[What you are asked to do]:
Reproduce every entry below word for word, without changing, reordering or leaving out any line.

## START Entries supplied

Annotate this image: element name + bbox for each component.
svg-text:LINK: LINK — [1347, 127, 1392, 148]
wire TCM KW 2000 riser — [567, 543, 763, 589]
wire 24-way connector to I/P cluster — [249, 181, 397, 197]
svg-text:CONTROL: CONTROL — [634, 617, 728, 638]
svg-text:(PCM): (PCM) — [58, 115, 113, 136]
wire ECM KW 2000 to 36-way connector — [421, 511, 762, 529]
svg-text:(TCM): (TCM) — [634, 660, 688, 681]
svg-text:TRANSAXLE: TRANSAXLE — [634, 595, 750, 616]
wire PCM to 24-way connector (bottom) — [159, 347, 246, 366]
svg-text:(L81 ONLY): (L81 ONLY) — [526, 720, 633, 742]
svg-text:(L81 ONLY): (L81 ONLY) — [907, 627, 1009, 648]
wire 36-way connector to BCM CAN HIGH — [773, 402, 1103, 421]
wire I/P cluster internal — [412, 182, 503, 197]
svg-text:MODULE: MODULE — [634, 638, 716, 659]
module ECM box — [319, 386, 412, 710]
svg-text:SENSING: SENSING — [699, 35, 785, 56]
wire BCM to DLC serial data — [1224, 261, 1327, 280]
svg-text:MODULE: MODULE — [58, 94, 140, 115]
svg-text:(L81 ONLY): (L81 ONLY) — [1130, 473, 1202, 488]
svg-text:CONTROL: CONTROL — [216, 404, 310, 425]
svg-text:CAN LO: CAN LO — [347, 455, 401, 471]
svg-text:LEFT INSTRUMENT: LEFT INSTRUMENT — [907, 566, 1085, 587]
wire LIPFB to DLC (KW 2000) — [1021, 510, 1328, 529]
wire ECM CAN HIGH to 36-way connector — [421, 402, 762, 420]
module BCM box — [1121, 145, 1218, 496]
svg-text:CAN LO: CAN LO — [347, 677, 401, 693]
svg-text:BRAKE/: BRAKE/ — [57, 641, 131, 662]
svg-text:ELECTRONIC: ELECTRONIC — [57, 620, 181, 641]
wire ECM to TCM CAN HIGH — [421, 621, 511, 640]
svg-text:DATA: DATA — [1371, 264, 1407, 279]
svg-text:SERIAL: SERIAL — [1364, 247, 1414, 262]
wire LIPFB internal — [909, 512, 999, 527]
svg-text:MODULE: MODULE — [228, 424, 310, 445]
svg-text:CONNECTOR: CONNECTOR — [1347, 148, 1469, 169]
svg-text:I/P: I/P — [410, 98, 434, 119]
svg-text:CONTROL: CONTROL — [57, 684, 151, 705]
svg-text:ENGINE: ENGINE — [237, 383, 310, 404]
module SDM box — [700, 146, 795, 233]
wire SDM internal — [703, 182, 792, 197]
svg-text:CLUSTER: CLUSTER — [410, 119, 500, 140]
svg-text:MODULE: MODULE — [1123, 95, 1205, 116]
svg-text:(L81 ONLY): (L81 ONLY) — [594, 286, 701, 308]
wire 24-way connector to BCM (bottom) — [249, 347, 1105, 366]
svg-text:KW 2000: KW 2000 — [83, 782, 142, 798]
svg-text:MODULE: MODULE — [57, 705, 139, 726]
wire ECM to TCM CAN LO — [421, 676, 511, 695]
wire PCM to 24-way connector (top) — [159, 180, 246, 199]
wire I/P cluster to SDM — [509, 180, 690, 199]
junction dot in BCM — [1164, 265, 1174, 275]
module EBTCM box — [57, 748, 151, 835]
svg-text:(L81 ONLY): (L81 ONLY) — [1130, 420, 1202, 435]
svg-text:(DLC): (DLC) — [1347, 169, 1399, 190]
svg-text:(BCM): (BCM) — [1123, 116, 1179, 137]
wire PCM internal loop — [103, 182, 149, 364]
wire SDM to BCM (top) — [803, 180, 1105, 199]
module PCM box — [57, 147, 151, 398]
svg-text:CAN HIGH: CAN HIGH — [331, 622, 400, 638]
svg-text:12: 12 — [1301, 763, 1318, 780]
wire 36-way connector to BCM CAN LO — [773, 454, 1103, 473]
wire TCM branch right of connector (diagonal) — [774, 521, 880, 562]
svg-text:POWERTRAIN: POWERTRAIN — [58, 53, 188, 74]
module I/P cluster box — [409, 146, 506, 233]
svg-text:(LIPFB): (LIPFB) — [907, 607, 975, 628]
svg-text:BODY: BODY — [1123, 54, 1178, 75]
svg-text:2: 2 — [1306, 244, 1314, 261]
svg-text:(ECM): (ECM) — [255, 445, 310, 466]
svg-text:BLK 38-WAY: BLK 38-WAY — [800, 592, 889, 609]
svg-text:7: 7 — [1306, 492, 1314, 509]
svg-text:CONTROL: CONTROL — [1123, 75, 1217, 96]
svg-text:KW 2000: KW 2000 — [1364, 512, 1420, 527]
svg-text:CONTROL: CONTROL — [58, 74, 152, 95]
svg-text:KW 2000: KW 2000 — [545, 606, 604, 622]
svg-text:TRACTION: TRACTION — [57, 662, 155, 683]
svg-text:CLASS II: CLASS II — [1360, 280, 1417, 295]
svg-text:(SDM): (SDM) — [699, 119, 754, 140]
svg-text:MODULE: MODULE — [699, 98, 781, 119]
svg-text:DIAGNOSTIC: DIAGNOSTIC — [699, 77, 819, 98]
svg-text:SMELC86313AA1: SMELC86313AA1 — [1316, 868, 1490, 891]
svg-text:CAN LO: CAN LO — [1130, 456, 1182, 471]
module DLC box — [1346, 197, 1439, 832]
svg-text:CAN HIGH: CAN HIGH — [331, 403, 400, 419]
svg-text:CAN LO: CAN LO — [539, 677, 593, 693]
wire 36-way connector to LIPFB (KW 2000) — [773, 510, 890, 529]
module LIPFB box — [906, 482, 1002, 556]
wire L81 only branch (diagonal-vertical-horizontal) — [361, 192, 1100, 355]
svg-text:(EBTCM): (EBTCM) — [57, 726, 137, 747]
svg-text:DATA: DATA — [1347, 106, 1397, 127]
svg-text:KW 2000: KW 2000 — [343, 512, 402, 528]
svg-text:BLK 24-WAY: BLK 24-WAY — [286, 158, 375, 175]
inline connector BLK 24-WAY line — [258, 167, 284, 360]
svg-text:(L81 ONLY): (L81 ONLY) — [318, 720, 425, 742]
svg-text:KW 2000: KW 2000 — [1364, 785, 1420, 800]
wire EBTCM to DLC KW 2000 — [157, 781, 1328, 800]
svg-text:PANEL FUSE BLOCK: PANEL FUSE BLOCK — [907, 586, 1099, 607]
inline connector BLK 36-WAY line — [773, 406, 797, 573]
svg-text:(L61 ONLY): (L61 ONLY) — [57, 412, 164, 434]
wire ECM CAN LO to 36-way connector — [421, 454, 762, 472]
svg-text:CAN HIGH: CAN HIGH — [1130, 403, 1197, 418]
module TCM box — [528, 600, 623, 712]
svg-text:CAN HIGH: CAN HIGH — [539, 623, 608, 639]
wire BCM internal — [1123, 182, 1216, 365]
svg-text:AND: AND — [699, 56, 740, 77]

## END Entries supplied

[Complete output]:
Annotate this image: element name + bbox for each component.
svg-text:LINK: LINK — [1347, 127, 1392, 148]
wire TCM KW 2000 riser — [567, 543, 763, 589]
wire 24-way connector to I/P cluster — [249, 181, 397, 197]
svg-text:CONTROL: CONTROL — [634, 617, 728, 638]
svg-text:(PCM): (PCM) — [58, 115, 113, 136]
wire ECM KW 2000 to 36-way connector — [421, 511, 762, 529]
svg-text:(TCM): (TCM) — [634, 660, 688, 681]
svg-text:TRANSAXLE: TRANSAXLE — [634, 595, 750, 616]
wire PCM to 24-way connector (bottom) — [159, 347, 246, 366]
svg-text:(L81 ONLY): (L81 ONLY) — [526, 720, 633, 742]
svg-text:(L81 ONLY): (L81 ONLY) — [907, 627, 1009, 648]
wire 36-way connector to BCM CAN HIGH — [773, 402, 1103, 421]
wire I/P cluster internal — [412, 182, 503, 197]
svg-text:MODULE: MODULE — [634, 638, 716, 659]
module ECM box — [319, 386, 412, 710]
svg-text:SENSING: SENSING — [699, 35, 785, 56]
wire BCM to DLC serial data — [1224, 261, 1327, 280]
svg-text:MODULE: MODULE — [58, 94, 140, 115]
svg-text:(L81 ONLY): (L81 ONLY) — [1130, 473, 1202, 488]
svg-text:CONTROL: CONTROL — [216, 404, 310, 425]
svg-text:CAN LO: CAN LO — [347, 455, 401, 471]
svg-text:LEFT INSTRUMENT: LEFT INSTRUMENT — [907, 566, 1085, 587]
wire LIPFB to DLC (KW 2000) — [1021, 510, 1328, 529]
wire ECM CAN HIGH to 36-way connector — [421, 402, 762, 420]
module BCM box — [1121, 145, 1218, 496]
svg-text:CAN LO: CAN LO — [347, 677, 401, 693]
svg-text:BRAKE/: BRAKE/ — [57, 641, 131, 662]
svg-text:ELECTRONIC: ELECTRONIC — [57, 620, 181, 641]
wire ECM to TCM CAN HIGH — [421, 621, 511, 640]
svg-text:DATA: DATA — [1371, 264, 1407, 279]
svg-text:SERIAL: SERIAL — [1364, 247, 1414, 262]
wire LIPFB internal — [909, 512, 999, 527]
svg-text:MODULE: MODULE — [228, 424, 310, 445]
svg-text:CONNECTOR: CONNECTOR — [1347, 148, 1469, 169]
svg-text:I/P: I/P — [410, 98, 434, 119]
svg-text:CONTROL: CONTROL — [57, 684, 151, 705]
svg-text:ENGINE: ENGINE — [237, 383, 310, 404]
module SDM box — [700, 146, 795, 233]
wire SDM internal — [703, 182, 792, 197]
svg-text:CLUSTER: CLUSTER — [410, 119, 500, 140]
svg-text:MODULE: MODULE — [1123, 95, 1205, 116]
svg-text:(L81 ONLY): (L81 ONLY) — [594, 286, 701, 308]
wire 24-way connector to BCM (bottom) — [249, 347, 1105, 366]
svg-text:KW 2000: KW 2000 — [83, 782, 142, 798]
svg-text:MODULE: MODULE — [57, 705, 139, 726]
wire ECM to TCM CAN LO — [421, 676, 511, 695]
wire PCM to 24-way connector (top) — [159, 180, 246, 199]
wire I/P cluster to SDM — [509, 180, 690, 199]
junction dot in BCM — [1164, 265, 1174, 275]
module EBTCM box — [57, 748, 151, 835]
svg-text:(L81 ONLY): (L81 ONLY) — [1130, 420, 1202, 435]
svg-text:(DLC): (DLC) — [1347, 169, 1399, 190]
svg-text:(BCM): (BCM) — [1123, 116, 1179, 137]
wire PCM internal loop — [103, 182, 149, 364]
wire SDM to BCM (top) — [803, 180, 1105, 199]
module PCM box — [57, 147, 151, 398]
svg-text:CAN HIGH: CAN HIGH — [331, 622, 400, 638]
svg-text:12: 12 — [1301, 763, 1318, 780]
wire 36-way connector to BCM CAN LO — [773, 454, 1103, 473]
wire TCM branch right of connector (diagonal) — [774, 521, 880, 562]
svg-text:POWERTRAIN: POWERTRAIN — [58, 53, 188, 74]
module I/P cluster box — [409, 146, 506, 233]
svg-text:(LIPFB): (LIPFB) — [907, 607, 975, 628]
svg-text:BODY: BODY — [1123, 54, 1178, 75]
svg-text:2: 2 — [1306, 244, 1314, 261]
svg-text:(ECM): (ECM) — [255, 445, 310, 466]
svg-text:BLK 38-WAY: BLK 38-WAY — [800, 592, 889, 609]
svg-text:7: 7 — [1306, 492, 1314, 509]
svg-text:CONTROL: CONTROL — [1123, 75, 1217, 96]
svg-text:KW 2000: KW 2000 — [1364, 512, 1420, 527]
svg-text:CONTROL: CONTROL — [58, 74, 152, 95]
svg-text:KW 2000: KW 2000 — [545, 606, 604, 622]
svg-text:TRACTION: TRACTION — [57, 662, 155, 683]
svg-text:CLASS II: CLASS II — [1360, 280, 1417, 295]
svg-text:(SDM): (SDM) — [699, 119, 754, 140]
svg-text:MODULE: MODULE — [699, 98, 781, 119]
svg-text:DIAGNOSTIC: DIAGNOSTIC — [699, 77, 819, 98]
svg-text:SMELC86313AA1: SMELC86313AA1 — [1316, 868, 1490, 891]
svg-text:CAN LO: CAN LO — [1130, 456, 1182, 471]
module DLC box — [1346, 197, 1439, 832]
svg-text:CAN HIGH: CAN HIGH — [331, 403, 400, 419]
svg-text:CAN LO: CAN LO — [539, 677, 593, 693]
wire 36-way connector to LIPFB (KW 2000) — [773, 510, 890, 529]
module LIPFB box — [906, 482, 1002, 556]
wire L81 only branch (diagonal-vertical-horizontal) — [361, 192, 1100, 355]
svg-text:(EBTCM): (EBTCM) — [57, 726, 137, 747]
svg-text:DATA: DATA — [1347, 106, 1397, 127]
svg-text:KW 2000: KW 2000 — [343, 512, 402, 528]
svg-text:BLK 24-WAY: BLK 24-WAY — [286, 158, 375, 175]
inline connector BLK 24-WAY line — [258, 167, 284, 360]
svg-text:(L81 ONLY): (L81 ONLY) — [318, 720, 425, 742]
svg-text:KW 2000: KW 2000 — [1364, 785, 1420, 800]
wire EBTCM to DLC KW 2000 — [157, 781, 1328, 800]
svg-text:PANEL FUSE BLOCK: PANEL FUSE BLOCK — [907, 586, 1099, 607]
inline connector BLK 36-WAY line — [773, 406, 797, 573]
svg-text:(L61 ONLY): (L61 ONLY) — [57, 412, 164, 434]
wire ECM CAN LO to 36-way connector — [421, 454, 762, 472]
svg-text:CAN HIGH: CAN HIGH — [1130, 403, 1197, 418]
module TCM box — [528, 600, 623, 712]
svg-text:CAN HIGH: CAN HIGH — [539, 623, 608, 639]
wire BCM internal — [1123, 182, 1216, 365]
svg-text:AND: AND — [699, 56, 740, 77]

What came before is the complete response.